Четвертое издание «Зачарованных островов» отличается от первых трех еще и иконографией. Предыдущие издания имели всего лишь одну, небольшую, черно-белую вкладку с иллюстрациями. В нынешнем — две цветные вкладки и почти что сотня черно-белых иллюстраций в тексте[1]. На многих фотографиях мы видим автора в годы его путешествий по итальянским «зачарованным островам» (1971 и 1972), то есть, более четверти века назад, следовательно — Лысяка не актуального, поскольку молоденького. Одним словом: исторического, архивного. И тут появляется вопрос: а сохранило ли свою актуальность само содержание? Вот здесь прошу не опасаться, оно актуально до сих пор, ведь в «Зачарованных островах» автор занимается вечностью — культурой, цивилизацией, традицией Апеннинского полуострова. Все исторические памятники, которые он описал, находятся в тех же самых местах, даря ту же самую красоту, которая побуждала Лысяка вести рассуждения, не имеющие ничего общего с газетной актуальностью. Нынешнее время мало интересует автора — его волнует время бессмертное. Понятное дело, в метафизическом смысле. Так что, не имеет значения факт, что серьезно пострадала (в результате землетрясения) базилика святого Франциска в Ассизи — в главе, рассказывающей про Ассизи, Лысяк рассматривает проблемы, далеко выходящие за рамки старинных стен и фресок.
·····
Задания:
[A] Ответьте на вопросы по тексту о четвертом издании «Зачарованных островов»:
(i) Какую вкладку с иллюстрациями имели предыдущие издания?
(ii) В каких годах автор путешествовал по итальянским «зачарованным островам»?
(iii) Какое сооружение серьезно пострадало в результате землетрясения?
[B] Выпишите из текста о четвертом издании «Зачарованных островов» все определения, которыми характеризуется Лысяк, запечатленный на фотографиях времен его путешествий.
[C] Продолжите текст о четвертом издании «Зачарованных островов», начав сразу после его последнего предложения.
·····
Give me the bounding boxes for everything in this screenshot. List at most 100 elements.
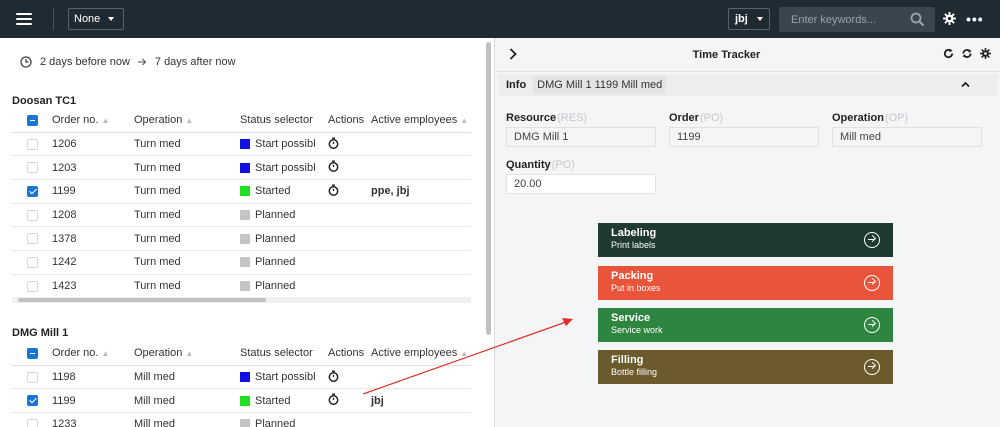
status-selector[interactable]: Start possibl [240, 138, 322, 150]
date-range[interactable]: 2 days before now 7 days after now [20, 56, 236, 68]
action-tile-service[interactable]: Service Service work [598, 308, 893, 342]
status-selector[interactable]: Planned [240, 209, 322, 221]
table-row[interactable]: 1199 Mill med Started jbj [12, 389, 471, 414]
filter-dropdown-value: None [74, 13, 101, 25]
chevron-up-icon[interactable] [961, 81, 970, 88]
row-checkbox[interactable] [26, 371, 38, 383]
status-selector[interactable]: Planned [240, 280, 322, 292]
action-tile-filling[interactable]: Filling Bottle filling [598, 350, 893, 384]
row-checkbox[interactable] [26, 209, 38, 221]
tile-title: Filling [611, 354, 644, 366]
filter-dropdown[interactable]: None [68, 8, 124, 30]
search-input[interactable] [791, 13, 901, 26]
status-selector[interactable]: Start possibl [240, 162, 322, 174]
cell-operation: Mill med [134, 371, 175, 384]
status-selector[interactable]: Planned [240, 233, 322, 245]
row-checkbox[interactable] [26, 138, 38, 150]
table-row[interactable]: 1233 Mill med Planned [12, 413, 471, 427]
stopwatch-icon[interactable] [328, 160, 339, 175]
cell-operation: Turn med [134, 138, 181, 151]
arrow-circle-right-icon[interactable] [864, 232, 880, 248]
search-icon[interactable] [910, 12, 925, 27]
cell-order: 1233 [52, 418, 77, 427]
stopwatch-icon[interactable] [328, 137, 339, 152]
table-row[interactable]: 1199 Turn med Started ppe, jbj [12, 180, 471, 204]
column-header-operation[interactable]: Operation ▲ [134, 347, 240, 359]
tile-subtitle: Service work [611, 325, 663, 335]
status-color-swatch [240, 210, 250, 221]
column-header-status[interactable]: Status selector [240, 114, 322, 126]
column-header-order[interactable]: Order no. ▲ [52, 114, 134, 126]
row-checkbox[interactable] [26, 185, 38, 197]
row-checkbox[interactable] [26, 395, 38, 407]
status-color-swatch [240, 162, 250, 173]
stopwatch-icon[interactable] [328, 393, 339, 408]
hamburger-menu-icon[interactable] [16, 13, 32, 25]
refresh-icon[interactable] [943, 48, 954, 59]
more-options-icon[interactable]: ••• [966, 11, 984, 27]
select-all-checkbox[interactable] [26, 347, 38, 359]
stopwatch-icon[interactable] [328, 370, 339, 385]
arrow-circle-right-icon[interactable] [864, 359, 880, 375]
action-tile-packing[interactable]: Packing Put in boxes [598, 266, 893, 300]
table-row[interactable]: 1198 Mill med Start possibl [12, 366, 471, 390]
info-label: Info [506, 79, 527, 91]
column-header-order[interactable]: Order no. ▲ [52, 347, 134, 359]
order-value: 1199 [669, 127, 819, 147]
quantity-input[interactable]: 20.00 [506, 174, 656, 194]
row-checkbox[interactable] [26, 418, 38, 427]
row-checkbox[interactable] [26, 233, 38, 245]
column-header-operation[interactable]: Operation ▲ [134, 114, 240, 126]
info-value: DMG Mill 1 1199 Mill med [533, 76, 667, 94]
group-title: Doosan TC1 [12, 95, 77, 107]
table-row[interactable]: 1208 Turn med Planned [12, 204, 471, 228]
info-section-header[interactable]: Info DMG Mill 1 1199 Mill med [498, 74, 998, 96]
stopwatch-icon[interactable] [328, 184, 339, 199]
row-checkbox[interactable] [26, 280, 38, 292]
select-all-checkbox[interactable] [26, 114, 38, 126]
status-selector[interactable]: Start possibl [240, 371, 322, 383]
user-dropdown[interactable]: jbj [728, 8, 770, 30]
row-checkbox[interactable] [26, 256, 38, 268]
sort-icon: ▲ [101, 349, 110, 359]
column-header-actions[interactable]: Actions [322, 114, 371, 126]
table-row[interactable]: 1378 Turn med Planned [12, 227, 471, 252]
status-selector[interactable]: Planned [240, 418, 322, 427]
resource-field: Resource(RES) DMG Mill 1 [506, 112, 656, 147]
cell-operation: Turn med [134, 209, 181, 222]
column-header-actions[interactable]: Actions [322, 347, 371, 359]
status-label: Start possibl [255, 371, 316, 384]
horizontal-scrollbar[interactable] [12, 297, 471, 303]
arrow-circle-right-icon[interactable] [864, 317, 880, 333]
user-dropdown-value: jbj [735, 13, 748, 25]
table-row[interactable]: 1203 Turn med Start possibl [12, 156, 471, 181]
tile-subtitle: Print labels [611, 240, 656, 250]
sync-icon[interactable] [961, 48, 973, 59]
status-selector[interactable]: Started [240, 185, 322, 197]
gear-icon[interactable] [980, 48, 991, 59]
status-selector[interactable]: Planned [240, 256, 322, 268]
status-selector[interactable]: Started [240, 395, 322, 407]
group-title: DMG Mill 1 [12, 327, 69, 339]
table-row[interactable]: 1206 Turn med Start possibl [12, 133, 471, 157]
resource-label: Resource [506, 112, 557, 124]
clock-icon [20, 56, 32, 68]
column-header-status[interactable]: Status selector [240, 347, 322, 359]
status-label: Start possibl [255, 138, 316, 151]
column-header-employees[interactable]: Active employees ▲ [371, 347, 471, 359]
panel-title: Time Tracker [692, 49, 761, 61]
tile-subtitle: Bottle filling [611, 367, 658, 377]
vertical-scrollbar[interactable] [486, 38, 492, 427]
gear-icon[interactable] [943, 12, 956, 25]
arrow-right-icon [137, 58, 147, 66]
status-label: Planned [255, 209, 296, 222]
table-row[interactable]: 1423 Turn med Planned [12, 275, 471, 299]
cell-operation: Turn med [134, 256, 181, 269]
row-checkbox[interactable] [26, 162, 38, 174]
arrow-circle-right-icon[interactable] [864, 275, 880, 291]
quantity-code: (PO) [551, 159, 575, 171]
action-tile-labeling[interactable]: Labeling Print labels [598, 223, 893, 257]
column-header-employees[interactable]: Active employees ▲ [371, 114, 471, 126]
table-row[interactable]: 1242 Turn med Planned [12, 251, 471, 275]
search-box [779, 7, 935, 32]
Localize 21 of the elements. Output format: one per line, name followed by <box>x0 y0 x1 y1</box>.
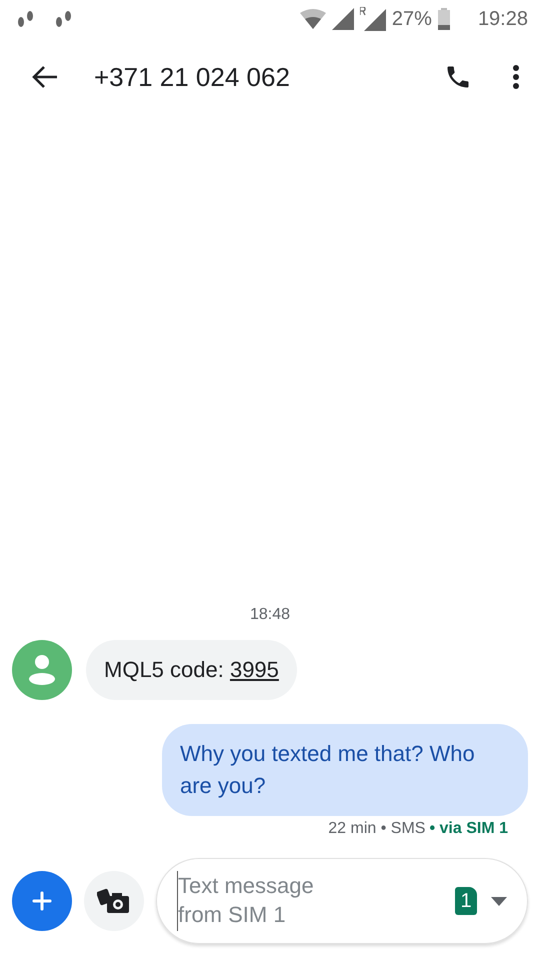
message-timestamp: 18:48 <box>250 606 290 623</box>
wifi-icon <box>300 9 326 29</box>
battery-percent: 27% <box>392 8 432 30</box>
message-info: 22 min • SMS <box>328 820 426 838</box>
signal-roaming-icon <box>360 7 386 31</box>
more-options-icon <box>512 64 520 90</box>
message-composer[interactable]: Text message from SIM 1 1 <box>156 858 528 944</box>
sim-badge: 1 <box>455 887 477 915</box>
back-arrow-icon <box>32 65 58 89</box>
sim-info: • via SIM 1 <box>429 820 508 838</box>
battery-icon <box>438 8 450 30</box>
signal-icon <box>332 8 354 30</box>
contact-avatar <box>12 640 72 700</box>
dropdown-caret-icon[interactable] <box>491 896 507 906</box>
clock-time: 19:28 <box>478 8 528 30</box>
code-link[interactable]: 3995 <box>230 657 279 682</box>
camera-icon <box>97 887 131 915</box>
message-bubble: MQL5 code: 3995 <box>86 640 297 700</box>
plus-icon <box>32 891 52 911</box>
contact-number: +371 21 024 062 <box>94 62 291 92</box>
message-bubble: Why you texted me that? Who are you? <box>162 724 528 816</box>
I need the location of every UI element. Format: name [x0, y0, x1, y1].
·····
Ожидаемые ответы:
[A]
(i) Одну небольшую черно-белую вкладку.
(ii) В 1971 и 1972 годах.
(iii) Базилика святого Франциска в Ассизи.

[B] «не актуального», «молоденького», «исторического», «архивного»

[C]
Если уж фотографии с автором на фоне исторических памятников являются достоверным свидетельством физической стороны того, давнего Лысяка, а его культурологические размышления — достоверным свидетельством духа (той, давней, «духовной тональности») — то, все же, можно сомневаться, а является ли само описание путешествия по Италии достоверным и полным свидетельством переживаний при столкновениях с материей. Возьмем, хотя бы, фотографию, которая была напечатана в мемуарах Лысяка («Лучший», Варшава, 1990) и фрагмент тех же воспоминаний[2]:
«Из Италии я привез фотографию, которая появилась в одном из тамошних цветастых, словно радуга журналов. На снимке был изображен настоящий роллс-ройс. В роллсе сидела звезда итальянского кино шестидесятых и начала семидесятых годов прелестная Розанна Подеста, а у ее голых, длиной до самого неба ног был виден тип, немного похожий на меня. Правда, мои дружки сразу заявили, что похожесть где-то такая же, как похожесть автомобиля „Волга“ на автомобиль „роллс-ройс“, и на этом мое международное плейбойство закончилось». На фотографии и вправду мы видим архи-двойника Лысяка в машине марки «роллс-ройс», у ног знаменитой тогда соперницы Джины Лолобриджиды и Софи Лорен. Как жаль, что авторское перо пропустило этот «зачарованный остров».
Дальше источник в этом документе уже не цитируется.